Exercise brief
An exact reproduction of the records is required, with all images left out.
--- start Listed records ---
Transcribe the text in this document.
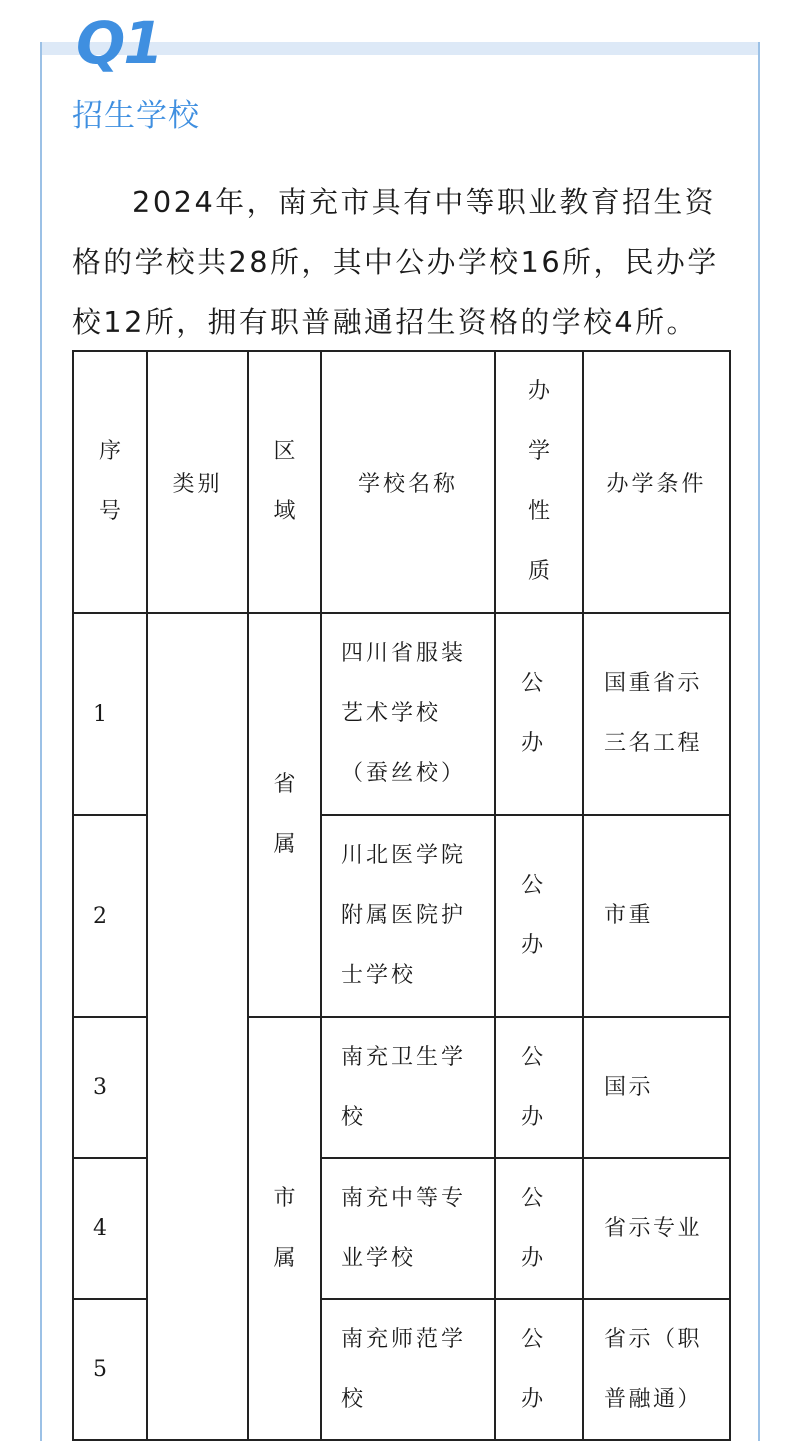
Q1
招生学校

2024年，南充市具有中等职业教育招生资格的学校共28所，其中公办学校16所，民办学校12所，拥有职普融通招生资格的学校4所。

序号	类别	区域	学校名称	办学性质	办学条件
1		省属	四川省服装艺术学校（蚕丝校）	公办	国重省示三名工程
2			川北医学院附属医院护士学校	公办	市重
3		市属	南充卫生学校	公办	国示
4			南充中等专业学校	公办	省示专业
5			南充师范学校	公办	省示（职普融通）
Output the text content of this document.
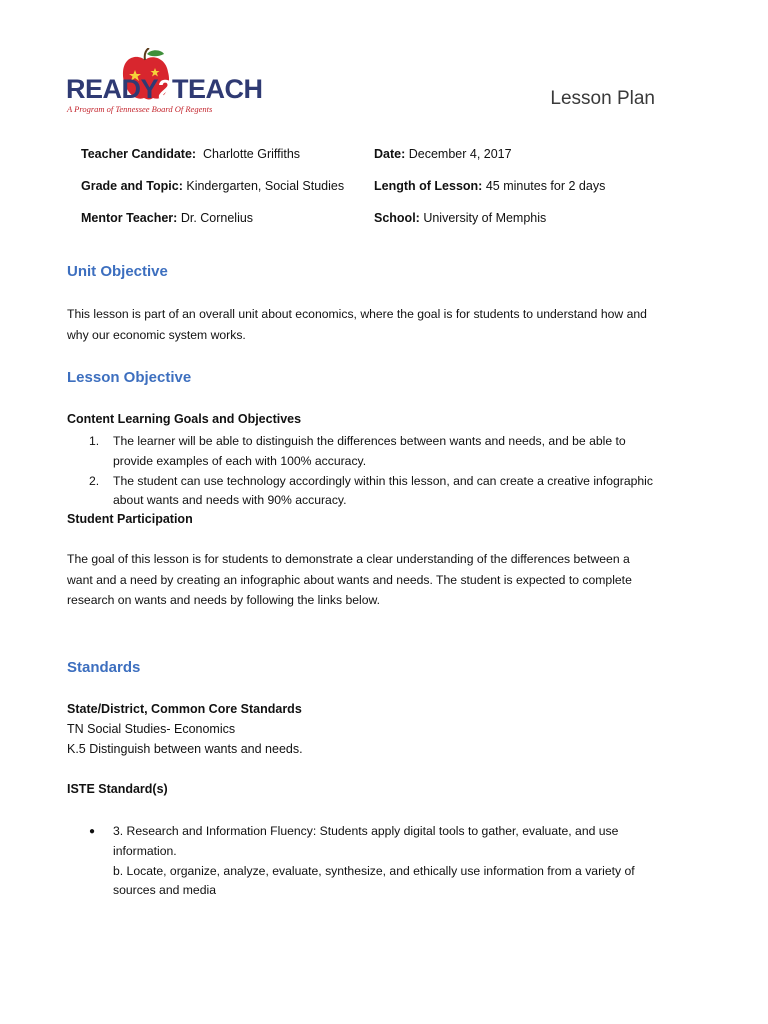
READY2TEACH
A Program of Tennessee Board Of Regents	Lesson Plan
Teacher Candidate: Charlotte Griffiths	Date: December 4, 2017
Grade and Topic: Kindergarten, Social Studies Length of Lesson: 45 minutes for 2 days
Mentor Teacher: Dr. Cornelius	School: University of Memphis
Unit Objective
This lesson is part of an overall unit about economics, where the goal is for students to understand how and why our economic system works.
Lesson Objective
Content Learning Goals and Objectives
1. The learner will be able to distinguish the differences between wants and needs, and be able to provide examples of each with 100% accuracy.
2. The student can use technology accordingly within this lesson, and can create a creative infographic about wants and needs with 90% accuracy.
Student Participation
The goal of this lesson is for students to demonstrate a clear understanding of the differences between a want and a need by creating an infographic about wants and needs. The student is expected to complete research on wants and needs by following the links below.
Standards
State/District, Common Core Standards
TN Social Studies- Economics
K.5 Distinguish between wants and needs.
ISTE Standard(s)
● 3. Research and Information Fluency: Students apply digital tools to gather, evaluate, and use information.
b. Locate, organize, analyze, evaluate, synthesize, and ethically use information from a variety of sources and media
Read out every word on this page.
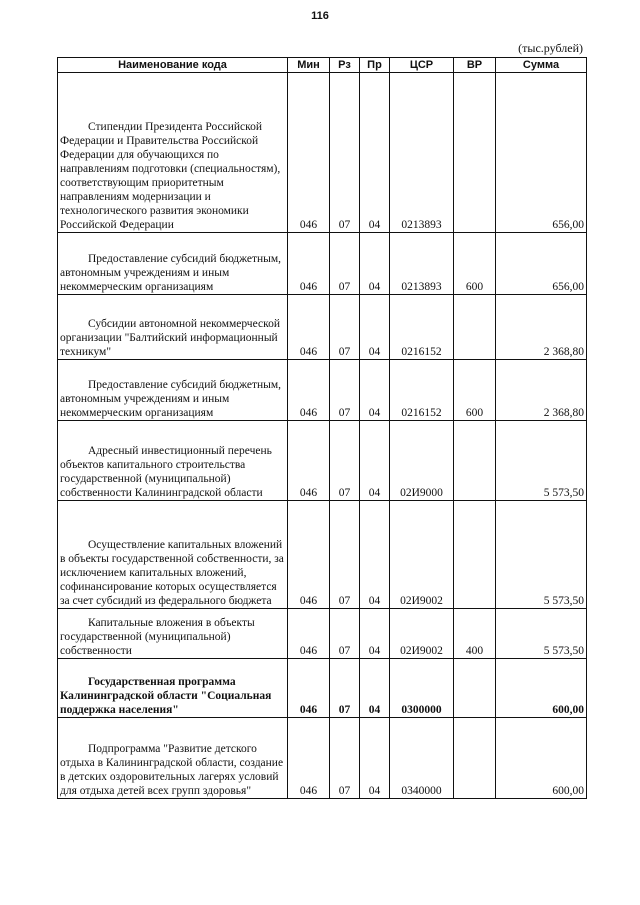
116
(тыс.рублей)
Наименование кода	Мин	Рз	Пр	ЦСР	ВР	Сумма

Стипендии Президента Российской Федерации и Правительства Российской Федерации для обучающихся по направлениям подготовки (специальностям), соответствующим приоритетным направлениям модернизации и технологического развития экономики Российской Федерации	046	07	04	0213893		656,00

Предоставление субсидий бюджетным, автономным учреждениям и иным некоммерческим организациям	046	07	04	0213893	600	656,00

Субсидии автономной некоммерческой организации "Балтийский информационный техникум"	046	07	04	0216152		2 368,80

Предоставление субсидий бюджетным, автономным учреждениям и иным некоммерческим организациям	046	07	04	0216152	600	2 368,80

Адресный инвестиционный перечень объектов капитального строительства государственной (муниципальной) собственности Калининградской области	046	07	04	02И9000		5 573,50

Осуществление капитальных вложений в объекты государственной собственности, за исключением капитальных вложений, софинансирование которых осуществляется за счет субсидий из федерального бюджета	046	07	04	02И9002		5 573,50

Капитальные вложения в объекты государственной (муниципальной) собственности	046	07	04	02И9002	400	5 573,50

Государственная программа Калининградской области "Социальная поддержка населения"	046	07	04	0300000		600,00

Подпрограмма "Развитие детского отдыха в Калининградской области, создание в детских оздоровительных лагерях условий для отдыха детей всех групп здоровья"	046	07	04	0340000		600,00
--- end Listed records ---
Answer to the task
Transcribe the text in this document.
Q1
招生学校

2024年，南充市具有中等职业教育招生资格的学校共28所，其中公办学校16所，民办学校12所，拥有职普融通招生资格的学校4所。

序号	类别	区域	学校名称	办学性质	办学条件
1		省属	四川省服装艺术学校（蚕丝校）	公办	国重省示三名工程
2			川北医学院附属医院护士学校	公办	市重
3		市属	南充卫生学校	公办	国示
4			南充中等专业学校	公办	省示专业
5			南充师范学校	公办	省示（职普融通）
Output the text content of this document.
READY2TEACH
A Program of Tennessee Board Of Regents	Lesson Plan
Teacher Candidate: Charlotte Griffiths	Date: December 4, 2017
Grade and Topic: Kindergarten, Social Studies Length of Lesson: 45 minutes for 2 days
Mentor Teacher: Dr. Cornelius	School: University of Memphis
Unit Objective
This lesson is part of an overall unit about economics, where the goal is for students to understand how and why our economic system works.
Lesson Objective
Content Learning Goals and Objectives
1. The learner will be able to distinguish the differences between wants and needs, and be able to provide examples of each with 100% accuracy.
2. The student can use technology accordingly within this lesson, and can create a creative infographic about wants and needs with 90% accuracy.
Student Participation
The goal of this lesson is for students to demonstrate a clear understanding of the differences between a want and a need by creating an infographic about wants and needs. The student is expected to complete research on wants and needs by following the links below.
Standards
State/District, Common Core Standards
TN Social Studies- Economics
K.5 Distinguish between wants and needs.
ISTE Standard(s)
● 3. Research and Information Fluency: Students apply digital tools to gather, evaluate, and use information.
b. Locate, organize, analyze, evaluate, synthesize, and ethically use information from a variety of sources and media
Read out every word on this page.
116
(тыс.рублей)
Наименование кода	Мин	Рз	Пр	ЦСР	ВР	Сумма

Стипендии Президента Российской Федерации и Правительства Российской Федерации для обучающихся по направлениям подготовки (специальностям), соответствующим приоритетным направлениям модернизации и технологического развития экономики Российской Федерации	046	07	04	0213893		656,00

Предоставление субсидий бюджетным, автономным учреждениям и иным некоммерческим организациям	046	07	04	0213893	600	656,00

Субсидии автономной некоммерческой организации "Балтийский информационный техникум"	046	07	04	0216152		2 368,80

Предоставление субсидий бюджетным, автономным учреждениям и иным некоммерческим организациям	046	07	04	0216152	600	2 368,80

Адресный инвестиционный перечень объектов капитального строительства государственной (муниципальной) собственности Калининградской области	046	07	04	02И9000		5 573,50

Осуществление капитальных вложений в объекты государственной собственности, за исключением капитальных вложений, софинансирование которых осуществляется за счет субсидий из федерального бюджета	046	07	04	02И9002		5 573,50

Капитальные вложения в объекты государственной (муниципальной) собственности	046	07	04	02И9002	400	5 573,50

Государственная программа Калининградской области "Социальная поддержка населения"	046	07	04	0300000		600,00

Подпрограмма "Развитие детского отдыха в Калининградской области, создание в детских оздоровительных лагерях условий для отдыха детей всех групп здоровья"	046	07	04	0340000		600,00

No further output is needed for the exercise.